### Instructions to follow
Omit every picture, then give all the entries again exactly.
+ + +
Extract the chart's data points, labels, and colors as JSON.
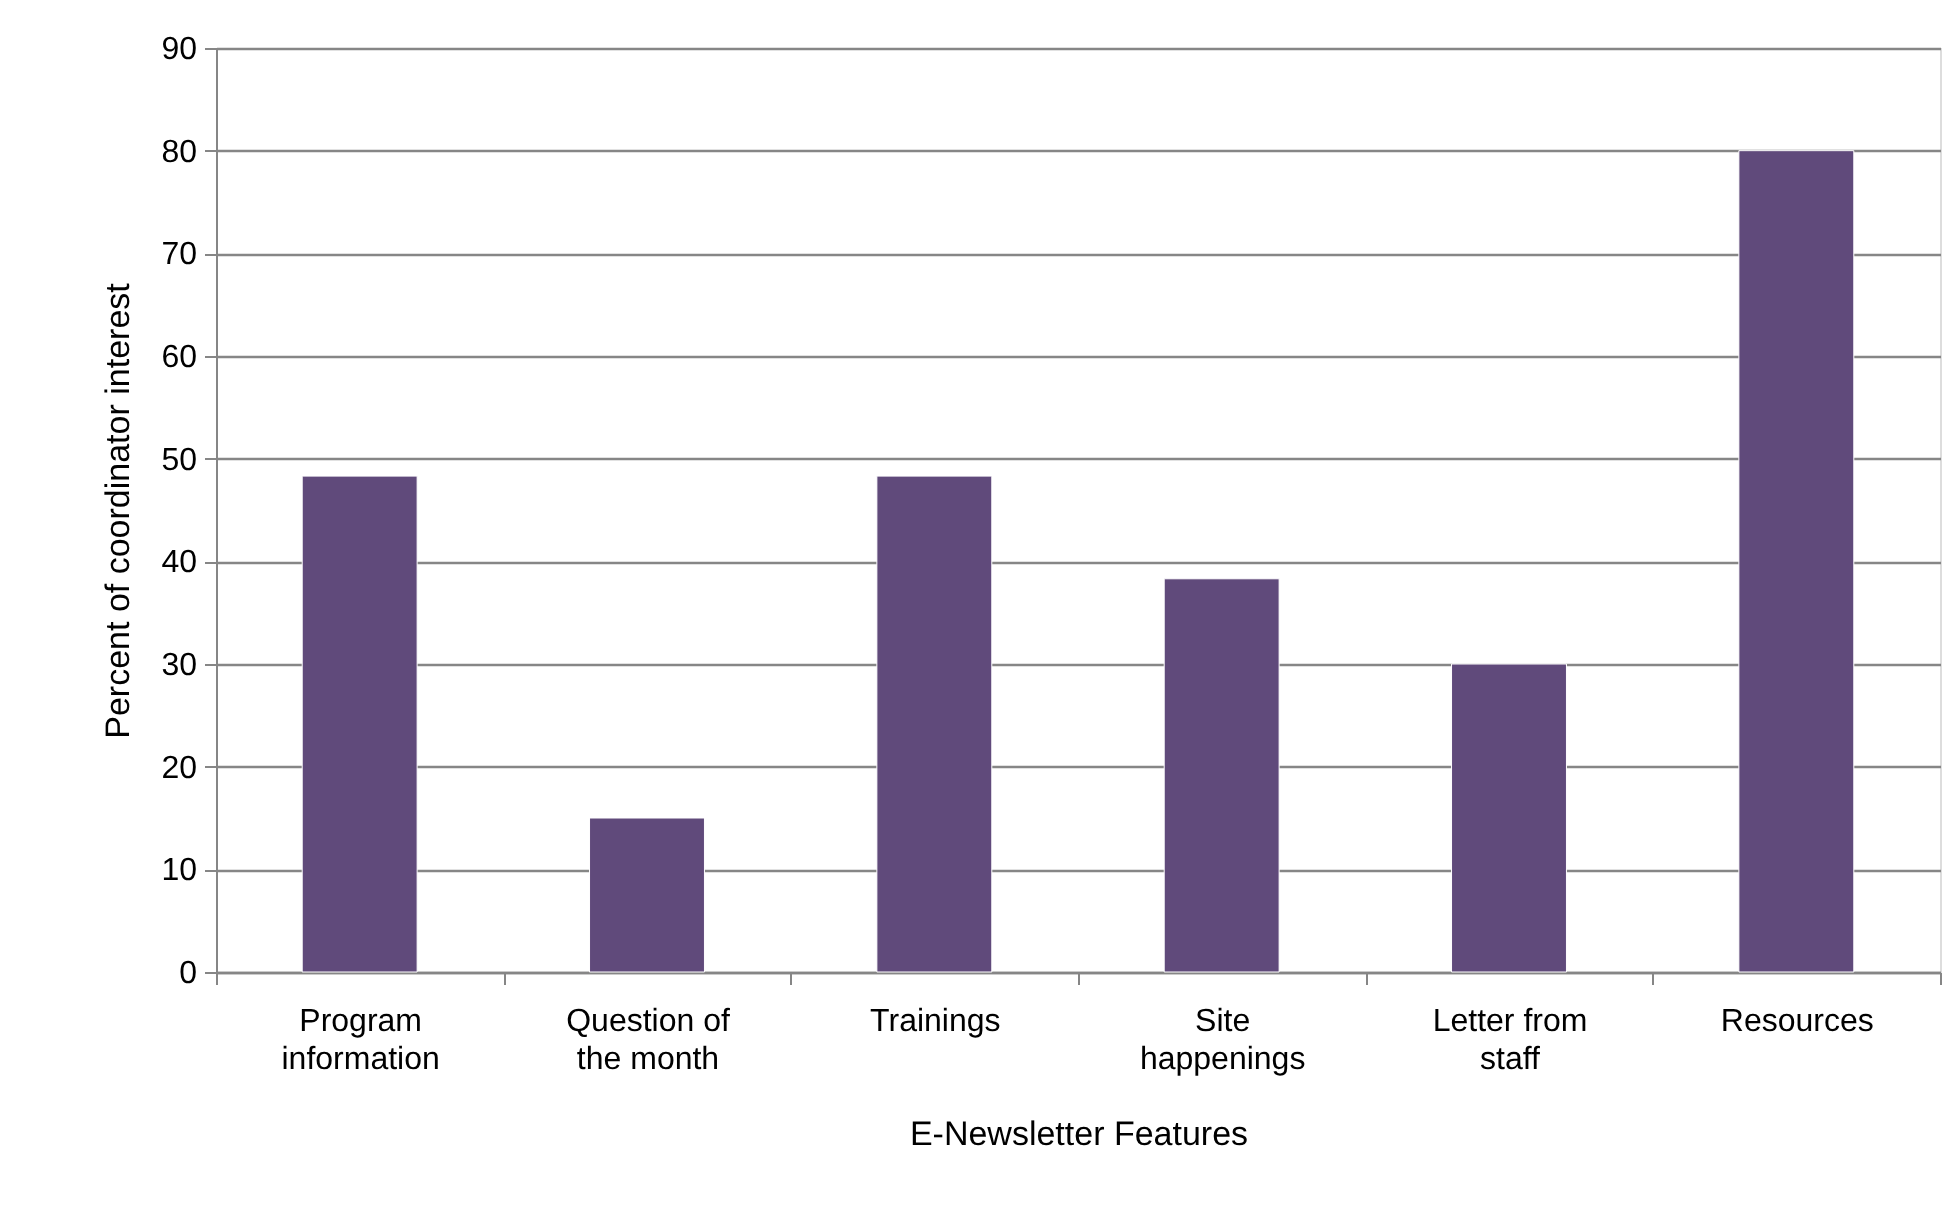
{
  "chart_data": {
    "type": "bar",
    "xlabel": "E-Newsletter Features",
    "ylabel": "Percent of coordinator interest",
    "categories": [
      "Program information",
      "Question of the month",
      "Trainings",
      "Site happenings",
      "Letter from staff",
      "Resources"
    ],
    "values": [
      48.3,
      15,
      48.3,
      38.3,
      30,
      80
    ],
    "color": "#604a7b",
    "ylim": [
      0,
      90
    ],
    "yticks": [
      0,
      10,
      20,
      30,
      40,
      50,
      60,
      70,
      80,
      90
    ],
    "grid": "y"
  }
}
+ + +
### Written solution
Extract the chart's data points, labels, and colors as JSON.
{
  "chart_data": {
    "type": "bar",
    "xlabel": "E-Newsletter Features",
    "ylabel": "Percent of coordinator interest",
    "categories": [
      "Program information",
      "Question of the month",
      "Trainings",
      "Site happenings",
      "Letter from staff",
      "Resources"
    ],
    "values": [
      48.3,
      15,
      48.3,
      38.3,
      30,
      80
    ],
    "color": "#604a7b",
    "ylim": [
      0,
      90
    ],
    "yticks": [
      0,
      10,
      20,
      30,
      40,
      50,
      60,
      70,
      80,
      90
    ],
    "grid": "y"
  }
}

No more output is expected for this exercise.